*Prompt:* Could you extract every line of the records below and reproduce each one character for character?

(Dataset entries)
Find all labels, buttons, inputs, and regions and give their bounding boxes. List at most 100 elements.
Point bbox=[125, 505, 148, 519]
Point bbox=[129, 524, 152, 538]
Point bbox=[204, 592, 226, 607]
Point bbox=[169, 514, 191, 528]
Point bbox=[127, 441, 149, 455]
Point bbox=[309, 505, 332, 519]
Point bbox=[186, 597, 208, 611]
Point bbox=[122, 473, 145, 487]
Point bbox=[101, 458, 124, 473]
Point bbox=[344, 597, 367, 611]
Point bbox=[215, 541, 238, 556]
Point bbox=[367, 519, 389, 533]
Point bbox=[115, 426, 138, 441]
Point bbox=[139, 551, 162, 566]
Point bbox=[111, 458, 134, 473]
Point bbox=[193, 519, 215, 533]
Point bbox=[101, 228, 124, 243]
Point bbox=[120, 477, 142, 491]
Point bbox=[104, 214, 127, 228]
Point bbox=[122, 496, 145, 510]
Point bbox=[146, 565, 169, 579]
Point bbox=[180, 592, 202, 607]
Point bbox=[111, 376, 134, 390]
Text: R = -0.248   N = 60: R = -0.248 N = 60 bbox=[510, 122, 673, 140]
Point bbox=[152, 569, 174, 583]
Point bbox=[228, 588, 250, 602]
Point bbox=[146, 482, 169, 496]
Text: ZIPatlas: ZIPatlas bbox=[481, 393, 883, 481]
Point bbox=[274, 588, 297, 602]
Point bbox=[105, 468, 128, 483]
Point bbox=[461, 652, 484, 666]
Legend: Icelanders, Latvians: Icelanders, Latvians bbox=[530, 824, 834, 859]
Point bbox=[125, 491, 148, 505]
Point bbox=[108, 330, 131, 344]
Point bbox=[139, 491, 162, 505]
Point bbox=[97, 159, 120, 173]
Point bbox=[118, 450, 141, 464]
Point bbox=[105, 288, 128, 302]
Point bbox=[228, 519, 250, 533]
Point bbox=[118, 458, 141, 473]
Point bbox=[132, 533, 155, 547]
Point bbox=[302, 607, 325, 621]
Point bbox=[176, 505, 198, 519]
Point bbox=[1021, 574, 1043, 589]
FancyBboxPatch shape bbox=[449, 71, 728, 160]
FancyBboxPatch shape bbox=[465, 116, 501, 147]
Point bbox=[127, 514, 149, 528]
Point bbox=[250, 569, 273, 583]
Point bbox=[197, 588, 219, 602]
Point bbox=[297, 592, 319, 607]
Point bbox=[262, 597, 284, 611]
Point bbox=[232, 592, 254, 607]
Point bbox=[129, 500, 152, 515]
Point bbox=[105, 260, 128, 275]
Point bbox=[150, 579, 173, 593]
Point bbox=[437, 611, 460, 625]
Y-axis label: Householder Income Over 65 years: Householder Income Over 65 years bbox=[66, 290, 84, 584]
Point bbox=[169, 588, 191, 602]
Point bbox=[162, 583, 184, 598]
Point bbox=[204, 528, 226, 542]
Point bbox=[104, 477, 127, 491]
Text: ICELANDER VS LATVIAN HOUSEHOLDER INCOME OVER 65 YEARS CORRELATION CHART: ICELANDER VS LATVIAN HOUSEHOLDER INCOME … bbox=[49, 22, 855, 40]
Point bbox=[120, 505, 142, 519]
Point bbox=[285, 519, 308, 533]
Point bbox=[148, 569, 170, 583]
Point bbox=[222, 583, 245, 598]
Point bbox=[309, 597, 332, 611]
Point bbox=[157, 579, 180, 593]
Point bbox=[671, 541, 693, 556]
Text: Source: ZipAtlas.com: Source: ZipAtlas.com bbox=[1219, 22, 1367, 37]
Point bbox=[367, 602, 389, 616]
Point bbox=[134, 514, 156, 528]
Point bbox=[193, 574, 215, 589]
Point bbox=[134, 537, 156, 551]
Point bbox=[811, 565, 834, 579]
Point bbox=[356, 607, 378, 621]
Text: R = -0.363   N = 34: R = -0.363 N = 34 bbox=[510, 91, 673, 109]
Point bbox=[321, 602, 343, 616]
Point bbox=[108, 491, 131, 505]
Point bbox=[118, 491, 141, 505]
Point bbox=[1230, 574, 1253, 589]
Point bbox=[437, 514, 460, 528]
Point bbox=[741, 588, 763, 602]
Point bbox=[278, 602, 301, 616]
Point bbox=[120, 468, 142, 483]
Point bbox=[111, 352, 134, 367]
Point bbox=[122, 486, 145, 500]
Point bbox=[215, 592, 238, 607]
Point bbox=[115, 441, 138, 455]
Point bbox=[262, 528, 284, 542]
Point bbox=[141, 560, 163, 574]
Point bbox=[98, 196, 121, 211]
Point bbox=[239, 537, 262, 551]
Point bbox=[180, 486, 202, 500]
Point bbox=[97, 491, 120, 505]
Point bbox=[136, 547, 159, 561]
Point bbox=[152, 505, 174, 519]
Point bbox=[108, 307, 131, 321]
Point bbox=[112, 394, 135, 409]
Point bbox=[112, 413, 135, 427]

*Result:*
Find all labels, buttons, inputs, and regions and give their bounding boxes. List at most 100 elements.
Point bbox=[125, 505, 148, 519]
Point bbox=[129, 524, 152, 538]
Point bbox=[204, 592, 226, 607]
Point bbox=[169, 514, 191, 528]
Point bbox=[127, 441, 149, 455]
Point bbox=[309, 505, 332, 519]
Point bbox=[186, 597, 208, 611]
Point bbox=[122, 473, 145, 487]
Point bbox=[101, 458, 124, 473]
Point bbox=[344, 597, 367, 611]
Point bbox=[215, 541, 238, 556]
Point bbox=[367, 519, 389, 533]
Point bbox=[115, 426, 138, 441]
Point bbox=[139, 551, 162, 566]
Point bbox=[111, 458, 134, 473]
Point bbox=[193, 519, 215, 533]
Point bbox=[101, 228, 124, 243]
Point bbox=[120, 477, 142, 491]
Point bbox=[104, 214, 127, 228]
Point bbox=[122, 496, 145, 510]
Point bbox=[146, 565, 169, 579]
Point bbox=[180, 592, 202, 607]
Point bbox=[111, 376, 134, 390]
Text: R = -0.248   N = 60: R = -0.248 N = 60 bbox=[510, 122, 673, 140]
Point bbox=[152, 569, 174, 583]
Point bbox=[228, 588, 250, 602]
Point bbox=[146, 482, 169, 496]
Text: ZIPatlas: ZIPatlas bbox=[481, 393, 883, 481]
Point bbox=[274, 588, 297, 602]
Point bbox=[105, 468, 128, 483]
Point bbox=[461, 652, 484, 666]
Legend: Icelanders, Latvians: Icelanders, Latvians bbox=[530, 824, 834, 859]
Point bbox=[125, 491, 148, 505]
Point bbox=[108, 330, 131, 344]
Point bbox=[139, 491, 162, 505]
Point bbox=[97, 159, 120, 173]
Point bbox=[118, 450, 141, 464]
Point bbox=[105, 288, 128, 302]
Point bbox=[228, 519, 250, 533]
Point bbox=[118, 458, 141, 473]
Point bbox=[132, 533, 155, 547]
Point bbox=[302, 607, 325, 621]
Point bbox=[176, 505, 198, 519]
Point bbox=[1021, 574, 1043, 589]
FancyBboxPatch shape bbox=[449, 71, 728, 160]
FancyBboxPatch shape bbox=[465, 116, 501, 147]
Point bbox=[127, 514, 149, 528]
Point bbox=[250, 569, 273, 583]
Point bbox=[197, 588, 219, 602]
Point bbox=[297, 592, 319, 607]
Point bbox=[262, 597, 284, 611]
Point bbox=[232, 592, 254, 607]
Point bbox=[129, 500, 152, 515]
Point bbox=[105, 260, 128, 275]
Point bbox=[150, 579, 173, 593]
Point bbox=[437, 611, 460, 625]
Y-axis label: Householder Income Over 65 years: Householder Income Over 65 years bbox=[66, 290, 84, 584]
Point bbox=[169, 588, 191, 602]
Point bbox=[162, 583, 184, 598]
Point bbox=[204, 528, 226, 542]
Point bbox=[104, 477, 127, 491]
Text: ICELANDER VS LATVIAN HOUSEHOLDER INCOME OVER 65 YEARS CORRELATION CHART: ICELANDER VS LATVIAN HOUSEHOLDER INCOME … bbox=[49, 22, 855, 40]
Point bbox=[120, 505, 142, 519]
Point bbox=[285, 519, 308, 533]
Point bbox=[148, 569, 170, 583]
Point bbox=[222, 583, 245, 598]
Point bbox=[309, 597, 332, 611]
Point bbox=[157, 579, 180, 593]
Point bbox=[671, 541, 693, 556]
Text: Source: ZipAtlas.com: Source: ZipAtlas.com bbox=[1219, 22, 1367, 37]
Point bbox=[367, 602, 389, 616]
Point bbox=[134, 514, 156, 528]
Point bbox=[193, 574, 215, 589]
Point bbox=[134, 537, 156, 551]
Point bbox=[811, 565, 834, 579]
Point bbox=[356, 607, 378, 621]
Text: R = -0.363   N = 34: R = -0.363 N = 34 bbox=[510, 91, 673, 109]
Point bbox=[321, 602, 343, 616]
Point bbox=[108, 491, 131, 505]
Point bbox=[118, 491, 141, 505]
Point bbox=[1230, 574, 1253, 589]
Point bbox=[437, 514, 460, 528]
Point bbox=[741, 588, 763, 602]
Point bbox=[278, 602, 301, 616]
Point bbox=[120, 468, 142, 483]
Point bbox=[111, 352, 134, 367]
Point bbox=[122, 486, 145, 500]
Point bbox=[215, 592, 238, 607]
Point bbox=[115, 441, 138, 455]
Point bbox=[262, 528, 284, 542]
Point bbox=[141, 560, 163, 574]
Point bbox=[98, 196, 121, 211]
Point bbox=[239, 537, 262, 551]
Point bbox=[180, 486, 202, 500]
Point bbox=[97, 491, 120, 505]
Point bbox=[136, 547, 159, 561]
Point bbox=[152, 505, 174, 519]
Point bbox=[108, 307, 131, 321]
Point bbox=[112, 394, 135, 409]
Point bbox=[112, 413, 135, 427]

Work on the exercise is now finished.